Short exercise:
State how many lines hold the string "select". Give the number and nothing else.
----
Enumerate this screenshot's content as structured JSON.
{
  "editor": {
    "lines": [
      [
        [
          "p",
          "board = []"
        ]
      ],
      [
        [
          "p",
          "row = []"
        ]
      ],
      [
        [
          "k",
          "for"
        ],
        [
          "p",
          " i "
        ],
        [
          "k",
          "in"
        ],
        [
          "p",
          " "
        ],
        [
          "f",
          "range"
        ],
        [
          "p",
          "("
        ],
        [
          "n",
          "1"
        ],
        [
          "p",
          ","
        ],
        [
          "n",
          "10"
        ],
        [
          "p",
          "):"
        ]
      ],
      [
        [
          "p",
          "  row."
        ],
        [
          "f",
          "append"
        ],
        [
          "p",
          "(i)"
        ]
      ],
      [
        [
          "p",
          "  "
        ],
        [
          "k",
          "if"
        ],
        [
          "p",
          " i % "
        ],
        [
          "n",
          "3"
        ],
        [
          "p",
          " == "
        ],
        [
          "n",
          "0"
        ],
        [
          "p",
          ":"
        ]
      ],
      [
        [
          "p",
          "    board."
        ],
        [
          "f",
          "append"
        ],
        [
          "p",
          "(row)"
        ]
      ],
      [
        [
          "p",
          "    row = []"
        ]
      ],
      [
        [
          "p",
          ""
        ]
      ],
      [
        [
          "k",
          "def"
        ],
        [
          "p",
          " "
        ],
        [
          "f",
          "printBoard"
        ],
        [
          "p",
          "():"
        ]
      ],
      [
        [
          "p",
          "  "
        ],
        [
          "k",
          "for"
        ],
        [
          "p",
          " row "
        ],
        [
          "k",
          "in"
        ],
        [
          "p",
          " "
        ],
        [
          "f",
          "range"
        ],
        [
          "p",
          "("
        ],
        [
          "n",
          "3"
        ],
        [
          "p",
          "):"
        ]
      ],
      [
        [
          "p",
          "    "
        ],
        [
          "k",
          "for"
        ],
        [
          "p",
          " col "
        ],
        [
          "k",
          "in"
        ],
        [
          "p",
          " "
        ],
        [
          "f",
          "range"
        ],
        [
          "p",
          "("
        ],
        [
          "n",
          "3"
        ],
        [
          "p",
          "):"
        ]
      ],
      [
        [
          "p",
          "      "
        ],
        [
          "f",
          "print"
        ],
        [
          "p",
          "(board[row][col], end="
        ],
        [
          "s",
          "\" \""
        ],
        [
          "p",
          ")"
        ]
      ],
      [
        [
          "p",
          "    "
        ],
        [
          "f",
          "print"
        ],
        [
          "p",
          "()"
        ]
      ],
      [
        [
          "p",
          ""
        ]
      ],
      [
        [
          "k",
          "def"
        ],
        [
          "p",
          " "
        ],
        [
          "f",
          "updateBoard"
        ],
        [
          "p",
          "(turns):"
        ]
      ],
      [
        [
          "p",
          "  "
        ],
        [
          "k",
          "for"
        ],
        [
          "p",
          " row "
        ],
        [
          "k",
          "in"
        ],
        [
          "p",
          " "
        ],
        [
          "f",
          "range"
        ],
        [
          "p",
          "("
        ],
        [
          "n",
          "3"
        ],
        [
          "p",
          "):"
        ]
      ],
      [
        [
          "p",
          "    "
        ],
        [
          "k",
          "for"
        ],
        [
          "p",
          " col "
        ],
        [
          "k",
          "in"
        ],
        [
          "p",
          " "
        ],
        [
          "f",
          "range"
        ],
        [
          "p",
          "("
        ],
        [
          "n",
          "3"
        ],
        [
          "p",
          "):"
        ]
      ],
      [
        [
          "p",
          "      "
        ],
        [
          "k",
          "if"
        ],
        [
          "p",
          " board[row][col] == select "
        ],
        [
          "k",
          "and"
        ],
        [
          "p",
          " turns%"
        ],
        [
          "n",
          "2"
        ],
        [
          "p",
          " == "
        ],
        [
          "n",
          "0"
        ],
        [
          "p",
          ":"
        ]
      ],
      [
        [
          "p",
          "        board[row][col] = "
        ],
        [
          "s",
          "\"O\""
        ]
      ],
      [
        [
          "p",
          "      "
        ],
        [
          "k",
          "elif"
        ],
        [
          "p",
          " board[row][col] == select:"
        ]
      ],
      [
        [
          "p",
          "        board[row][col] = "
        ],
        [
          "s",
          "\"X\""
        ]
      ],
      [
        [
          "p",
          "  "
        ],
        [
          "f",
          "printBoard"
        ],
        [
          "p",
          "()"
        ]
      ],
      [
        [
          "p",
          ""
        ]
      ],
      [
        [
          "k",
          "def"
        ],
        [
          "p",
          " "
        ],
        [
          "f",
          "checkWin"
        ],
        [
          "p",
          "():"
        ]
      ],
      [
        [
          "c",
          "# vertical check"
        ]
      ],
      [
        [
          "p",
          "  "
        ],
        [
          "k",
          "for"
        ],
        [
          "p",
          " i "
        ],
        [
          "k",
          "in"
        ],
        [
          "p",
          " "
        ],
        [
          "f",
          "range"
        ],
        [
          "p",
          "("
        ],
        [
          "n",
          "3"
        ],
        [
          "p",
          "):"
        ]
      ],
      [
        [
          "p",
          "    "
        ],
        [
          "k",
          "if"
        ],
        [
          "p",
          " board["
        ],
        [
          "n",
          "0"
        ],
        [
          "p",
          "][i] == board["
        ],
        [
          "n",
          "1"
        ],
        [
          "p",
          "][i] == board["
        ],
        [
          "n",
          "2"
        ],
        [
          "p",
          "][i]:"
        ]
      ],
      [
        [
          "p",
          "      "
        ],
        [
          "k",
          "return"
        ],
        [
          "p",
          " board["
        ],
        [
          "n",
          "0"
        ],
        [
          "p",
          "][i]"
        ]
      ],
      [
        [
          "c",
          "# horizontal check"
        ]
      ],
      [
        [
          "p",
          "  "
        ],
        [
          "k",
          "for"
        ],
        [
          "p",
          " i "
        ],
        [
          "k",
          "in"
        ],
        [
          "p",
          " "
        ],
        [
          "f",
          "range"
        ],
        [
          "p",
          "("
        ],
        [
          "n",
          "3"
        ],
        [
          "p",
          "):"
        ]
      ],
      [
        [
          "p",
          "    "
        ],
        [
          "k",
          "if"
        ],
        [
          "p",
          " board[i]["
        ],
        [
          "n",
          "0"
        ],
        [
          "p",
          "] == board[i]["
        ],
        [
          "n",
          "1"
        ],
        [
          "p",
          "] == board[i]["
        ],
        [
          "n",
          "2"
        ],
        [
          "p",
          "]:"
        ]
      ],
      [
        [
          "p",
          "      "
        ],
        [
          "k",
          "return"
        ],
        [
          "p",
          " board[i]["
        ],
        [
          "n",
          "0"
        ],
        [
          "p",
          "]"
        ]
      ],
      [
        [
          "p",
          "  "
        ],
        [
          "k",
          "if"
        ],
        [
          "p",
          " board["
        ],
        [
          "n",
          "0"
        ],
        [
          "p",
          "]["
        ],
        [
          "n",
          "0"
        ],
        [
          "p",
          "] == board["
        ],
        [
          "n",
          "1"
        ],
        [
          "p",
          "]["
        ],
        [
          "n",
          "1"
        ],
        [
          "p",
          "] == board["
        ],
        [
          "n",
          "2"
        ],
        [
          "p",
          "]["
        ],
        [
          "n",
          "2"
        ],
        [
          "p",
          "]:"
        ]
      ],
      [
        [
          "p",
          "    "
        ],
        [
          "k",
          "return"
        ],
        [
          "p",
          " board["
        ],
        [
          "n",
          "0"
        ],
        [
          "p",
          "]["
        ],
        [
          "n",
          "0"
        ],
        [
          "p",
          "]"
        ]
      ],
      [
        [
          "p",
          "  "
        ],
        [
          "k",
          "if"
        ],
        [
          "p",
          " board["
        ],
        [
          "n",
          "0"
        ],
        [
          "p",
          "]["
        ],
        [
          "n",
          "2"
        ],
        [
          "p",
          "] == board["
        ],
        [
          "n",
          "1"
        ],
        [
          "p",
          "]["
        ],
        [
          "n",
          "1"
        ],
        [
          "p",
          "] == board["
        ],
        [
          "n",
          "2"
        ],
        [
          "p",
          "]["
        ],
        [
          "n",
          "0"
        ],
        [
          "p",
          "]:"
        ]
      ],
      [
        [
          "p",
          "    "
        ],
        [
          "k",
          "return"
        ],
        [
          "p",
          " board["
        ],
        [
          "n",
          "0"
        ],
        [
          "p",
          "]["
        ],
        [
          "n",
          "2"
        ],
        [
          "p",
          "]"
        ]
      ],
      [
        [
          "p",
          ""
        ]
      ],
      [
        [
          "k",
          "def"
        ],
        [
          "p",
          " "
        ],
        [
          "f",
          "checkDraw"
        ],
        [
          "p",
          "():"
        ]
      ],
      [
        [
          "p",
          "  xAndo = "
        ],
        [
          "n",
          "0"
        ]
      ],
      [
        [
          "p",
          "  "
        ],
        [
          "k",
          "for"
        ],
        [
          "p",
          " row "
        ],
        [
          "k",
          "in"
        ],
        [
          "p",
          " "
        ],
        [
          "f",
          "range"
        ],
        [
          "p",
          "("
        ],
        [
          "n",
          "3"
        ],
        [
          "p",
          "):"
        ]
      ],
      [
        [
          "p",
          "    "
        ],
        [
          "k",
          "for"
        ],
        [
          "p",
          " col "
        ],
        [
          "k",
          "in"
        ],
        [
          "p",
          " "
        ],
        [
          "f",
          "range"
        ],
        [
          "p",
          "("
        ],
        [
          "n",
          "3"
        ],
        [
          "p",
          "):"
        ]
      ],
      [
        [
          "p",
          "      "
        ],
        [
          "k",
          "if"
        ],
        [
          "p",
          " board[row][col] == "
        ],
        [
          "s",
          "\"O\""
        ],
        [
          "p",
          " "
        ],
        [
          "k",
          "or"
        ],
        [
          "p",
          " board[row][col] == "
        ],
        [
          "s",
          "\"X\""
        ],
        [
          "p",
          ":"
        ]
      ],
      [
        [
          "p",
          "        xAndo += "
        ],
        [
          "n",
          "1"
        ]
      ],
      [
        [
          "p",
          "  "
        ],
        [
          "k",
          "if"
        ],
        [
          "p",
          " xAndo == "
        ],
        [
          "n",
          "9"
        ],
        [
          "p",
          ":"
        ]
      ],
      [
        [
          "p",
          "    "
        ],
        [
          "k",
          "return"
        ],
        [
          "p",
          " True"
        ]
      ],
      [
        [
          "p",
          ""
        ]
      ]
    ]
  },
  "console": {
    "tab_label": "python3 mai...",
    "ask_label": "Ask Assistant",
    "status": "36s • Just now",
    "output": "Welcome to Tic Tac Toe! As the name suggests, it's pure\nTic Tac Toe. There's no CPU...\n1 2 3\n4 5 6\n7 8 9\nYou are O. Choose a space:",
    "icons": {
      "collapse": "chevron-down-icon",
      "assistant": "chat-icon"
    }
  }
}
----
Result for this exercise:
2